• Written exercise: Transcribe the records below in full; pictures stay out of the copy.

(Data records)
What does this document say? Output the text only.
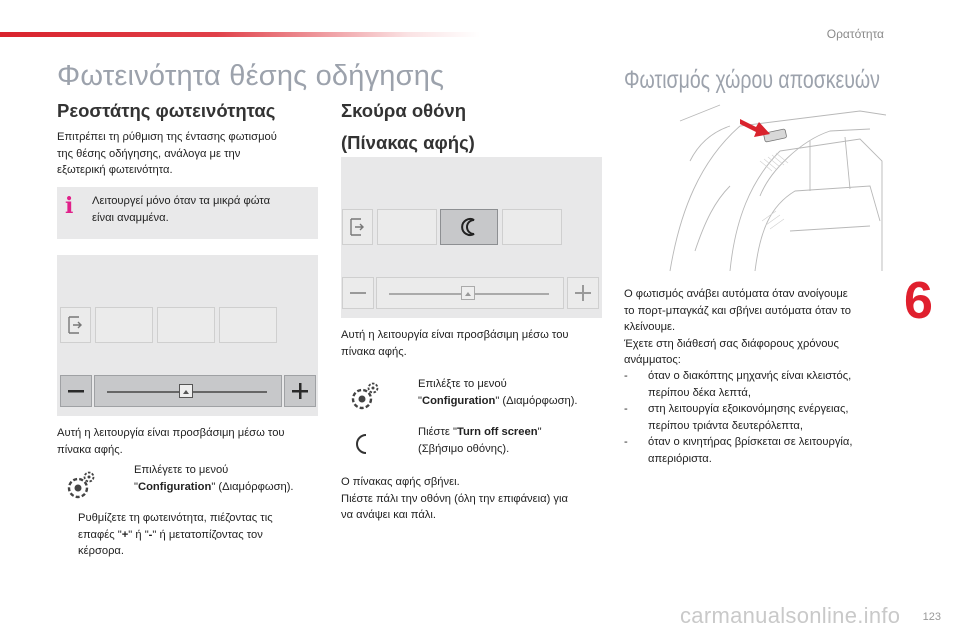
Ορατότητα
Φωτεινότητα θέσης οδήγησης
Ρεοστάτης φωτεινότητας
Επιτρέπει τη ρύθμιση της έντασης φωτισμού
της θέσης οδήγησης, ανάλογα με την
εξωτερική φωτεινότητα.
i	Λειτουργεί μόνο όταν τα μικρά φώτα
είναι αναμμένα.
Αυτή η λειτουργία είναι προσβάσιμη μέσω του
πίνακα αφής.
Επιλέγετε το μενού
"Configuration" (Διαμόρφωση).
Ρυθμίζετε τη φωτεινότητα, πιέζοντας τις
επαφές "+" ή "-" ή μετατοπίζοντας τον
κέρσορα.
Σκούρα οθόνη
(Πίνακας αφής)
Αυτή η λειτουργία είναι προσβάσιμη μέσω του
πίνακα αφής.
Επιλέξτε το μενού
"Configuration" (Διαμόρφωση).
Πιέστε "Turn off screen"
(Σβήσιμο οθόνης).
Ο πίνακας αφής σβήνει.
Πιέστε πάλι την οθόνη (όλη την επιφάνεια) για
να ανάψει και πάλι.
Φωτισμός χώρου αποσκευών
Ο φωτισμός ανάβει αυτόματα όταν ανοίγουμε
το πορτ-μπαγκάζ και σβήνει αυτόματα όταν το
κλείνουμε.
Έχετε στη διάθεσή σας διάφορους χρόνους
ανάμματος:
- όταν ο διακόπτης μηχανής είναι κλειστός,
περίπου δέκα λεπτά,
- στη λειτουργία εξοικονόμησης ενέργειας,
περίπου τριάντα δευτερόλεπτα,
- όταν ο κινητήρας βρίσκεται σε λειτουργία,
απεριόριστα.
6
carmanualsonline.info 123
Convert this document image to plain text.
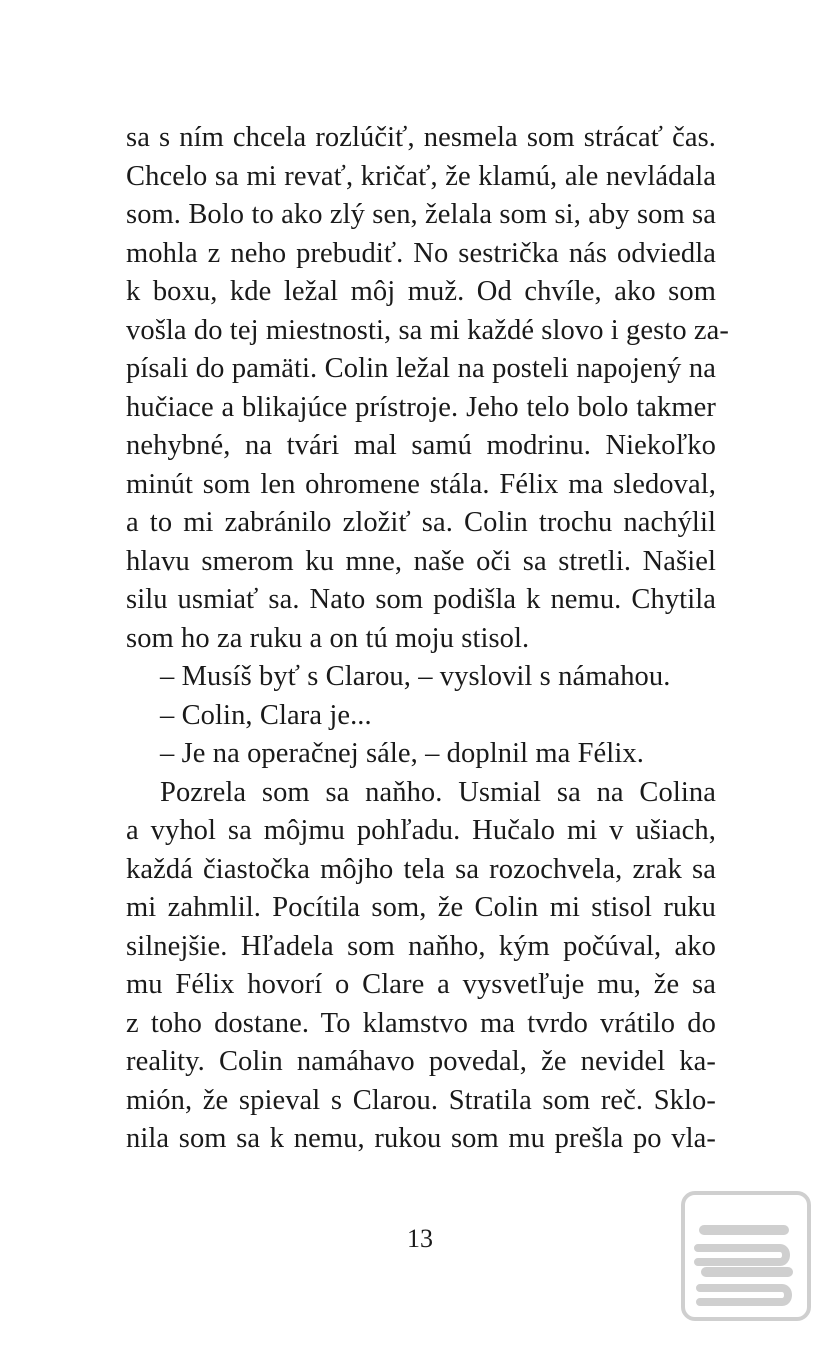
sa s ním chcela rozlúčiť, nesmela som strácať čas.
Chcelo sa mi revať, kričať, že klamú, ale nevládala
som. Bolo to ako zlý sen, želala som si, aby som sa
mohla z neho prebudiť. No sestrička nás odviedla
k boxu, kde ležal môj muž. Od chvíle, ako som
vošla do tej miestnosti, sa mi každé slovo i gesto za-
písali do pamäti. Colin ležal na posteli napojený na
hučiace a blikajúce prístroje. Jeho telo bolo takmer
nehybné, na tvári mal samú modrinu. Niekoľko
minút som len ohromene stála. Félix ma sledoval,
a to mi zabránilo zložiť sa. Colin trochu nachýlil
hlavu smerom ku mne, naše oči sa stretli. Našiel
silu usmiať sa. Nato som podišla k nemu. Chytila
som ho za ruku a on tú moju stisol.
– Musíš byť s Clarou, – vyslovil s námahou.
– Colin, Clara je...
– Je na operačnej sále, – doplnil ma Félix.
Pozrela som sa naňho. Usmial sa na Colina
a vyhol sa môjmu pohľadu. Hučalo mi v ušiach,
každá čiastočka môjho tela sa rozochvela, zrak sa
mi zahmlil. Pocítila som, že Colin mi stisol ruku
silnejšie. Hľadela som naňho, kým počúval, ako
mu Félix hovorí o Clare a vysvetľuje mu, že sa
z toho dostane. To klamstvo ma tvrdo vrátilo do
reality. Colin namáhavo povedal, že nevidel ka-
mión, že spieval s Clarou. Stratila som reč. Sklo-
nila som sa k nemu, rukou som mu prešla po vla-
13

• Exercise output:
What does this document say? Output the text only.
Ορατότητα
Φωτεινότητα θέσης οδήγησης
Ρεοστάτης φωτεινότητας
Επιτρέπει τη ρύθμιση της έντασης φωτισμού
της θέσης οδήγησης, ανάλογα με την
εξωτερική φωτεινότητα.
i	Λειτουργεί μόνο όταν τα μικρά φώτα
είναι αναμμένα.
Αυτή η λειτουργία είναι προσβάσιμη μέσω του
πίνακα αφής.
Επιλέγετε το μενού
"Configuration" (Διαμόρφωση).
Ρυθμίζετε τη φωτεινότητα, πιέζοντας τις
επαφές "+" ή "-" ή μετατοπίζοντας τον
κέρσορα.
Σκούρα οθόνη
(Πίνακας αφής)
Αυτή η λειτουργία είναι προσβάσιμη μέσω του
πίνακα αφής.
Επιλέξτε το μενού
"Configuration" (Διαμόρφωση).
Πιέστε "Turn off screen"
(Σβήσιμο οθόνης).
Ο πίνακας αφής σβήνει.
Πιέστε πάλι την οθόνη (όλη την επιφάνεια) για
να ανάψει και πάλι.
Φωτισμός χώρου αποσκευών
Ο φωτισμός ανάβει αυτόματα όταν ανοίγουμε
το πορτ-μπαγκάζ και σβήνει αυτόματα όταν το
κλείνουμε.
Έχετε στη διάθεσή σας διάφορους χρόνους
ανάμματος:
- όταν ο διακόπτης μηχανής είναι κλειστός,
περίπου δέκα λεπτά,
- στη λειτουργία εξοικονόμησης ενέργειας,
περίπου τριάντα δευτερόλεπτα,
- όταν ο κινητήρας βρίσκεται σε λειτουργία,
απεριόριστα.
6
carmanualsonline.info 123
Convert this document image to plain text.
sa s ním chcela rozlúčiť, nesmela som strácať čas.
Chcelo sa mi revať, kričať, že klamú, ale nevládala
som. Bolo to ako zlý sen, želala som si, aby som sa
mohla z neho prebudiť. No sestrička nás odviedla
k boxu, kde ležal môj muž. Od chvíle, ako som
vošla do tej miestnosti, sa mi každé slovo i gesto za-
písali do pamäti. Colin ležal na posteli napojený na
hučiace a blikajúce prístroje. Jeho telo bolo takmer
nehybné, na tvári mal samú modrinu. Niekoľko
minút som len ohromene stála. Félix ma sledoval,
a to mi zabránilo zložiť sa. Colin trochu nachýlil
hlavu smerom ku mne, naše oči sa stretli. Našiel
silu usmiať sa. Nato som podišla k nemu. Chytila
som ho za ruku a on tú moju stisol.
– Musíš byť s Clarou, – vyslovil s námahou.
– Colin, Clara je...
– Je na operačnej sále, – doplnil ma Félix.
Pozrela som sa naňho. Usmial sa na Colina
a vyhol sa môjmu pohľadu. Hučalo mi v ušiach,
každá čiastočka môjho tela sa rozochvela, zrak sa
mi zahmlil. Pocítila som, že Colin mi stisol ruku
silnejšie. Hľadela som naňho, kým počúval, ako
mu Félix hovorí o Clare a vysvetľuje mu, že sa
z toho dostane. To klamstvo ma tvrdo vrátilo do
reality. Colin namáhavo povedal, že nevidel ka-
mión, že spieval s Clarou. Stratila som reč. Sklo-
nila som sa k nemu, rukou som mu prešla po vla-
13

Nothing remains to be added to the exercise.